Data rows:
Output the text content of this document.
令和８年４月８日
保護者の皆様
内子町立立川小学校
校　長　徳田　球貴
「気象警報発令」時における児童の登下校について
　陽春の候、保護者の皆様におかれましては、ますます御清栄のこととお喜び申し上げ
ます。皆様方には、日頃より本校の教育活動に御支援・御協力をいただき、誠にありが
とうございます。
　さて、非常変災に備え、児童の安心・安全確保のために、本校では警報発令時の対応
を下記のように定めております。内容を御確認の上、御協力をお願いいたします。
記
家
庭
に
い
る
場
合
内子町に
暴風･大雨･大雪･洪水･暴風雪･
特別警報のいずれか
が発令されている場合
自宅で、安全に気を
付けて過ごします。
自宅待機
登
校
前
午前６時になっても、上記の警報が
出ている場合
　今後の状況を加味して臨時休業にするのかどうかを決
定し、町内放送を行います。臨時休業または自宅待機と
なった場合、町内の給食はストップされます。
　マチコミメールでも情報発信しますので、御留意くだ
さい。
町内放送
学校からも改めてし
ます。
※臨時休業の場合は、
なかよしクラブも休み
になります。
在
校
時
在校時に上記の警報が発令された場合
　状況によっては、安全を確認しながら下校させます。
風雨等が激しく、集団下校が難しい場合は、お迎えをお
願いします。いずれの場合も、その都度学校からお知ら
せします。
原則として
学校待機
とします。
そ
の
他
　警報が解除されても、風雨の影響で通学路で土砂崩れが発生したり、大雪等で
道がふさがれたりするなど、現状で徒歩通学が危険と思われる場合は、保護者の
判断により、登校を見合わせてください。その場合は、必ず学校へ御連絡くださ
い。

The task:
Recite the full listing above exactly.

Answer to the problem:
Output the text content of this document.
令和８年４月８日
保護者の皆様
内子町立立川小学校
校　長　徳田　球貴
「気象警報発令」時における児童の登下校について
　陽春の候、保護者の皆様におかれましては、ますます御清栄のこととお喜び申し上げ
ます。皆様方には、日頃より本校の教育活動に御支援・御協力をいただき、誠にありが
とうございます。
　さて、非常変災に備え、児童の安心・安全確保のために、本校では警報発令時の対応
を下記のように定めております。内容を御確認の上、御協力をお願いいたします。
記
家
庭
に
い
る
場
合
内子町に
暴風･大雨･大雪･洪水･暴風雪･
特別警報のいずれか
が発令されている場合
自宅で、安全に気を
付けて過ごします。
自宅待機
登
校
前
午前６時になっても、上記の警報が
出ている場合
　今後の状況を加味して臨時休業にするのかどうかを決
定し、町内放送を行います。臨時休業または自宅待機と
なった場合、町内の給食はストップされます。
　マチコミメールでも情報発信しますので、御留意くだ
さい。
町内放送
学校からも改めてし
ます。
※臨時休業の場合は、
なかよしクラブも休み
になります。
在
校
時
在校時に上記の警報が発令された場合
　状況によっては、安全を確認しながら下校させます。
風雨等が激しく、集団下校が難しい場合は、お迎えをお
願いします。いずれの場合も、その都度学校からお知ら
せします。
原則として
学校待機
とします。
そ
の
他
　警報が解除されても、風雨の影響で通学路で土砂崩れが発生したり、大雪等で
道がふさがれたりするなど、現状で徒歩通学が危険と思われる場合は、保護者の
判断により、登校を見合わせてください。その場合は、必ず学校へ御連絡くださ
い。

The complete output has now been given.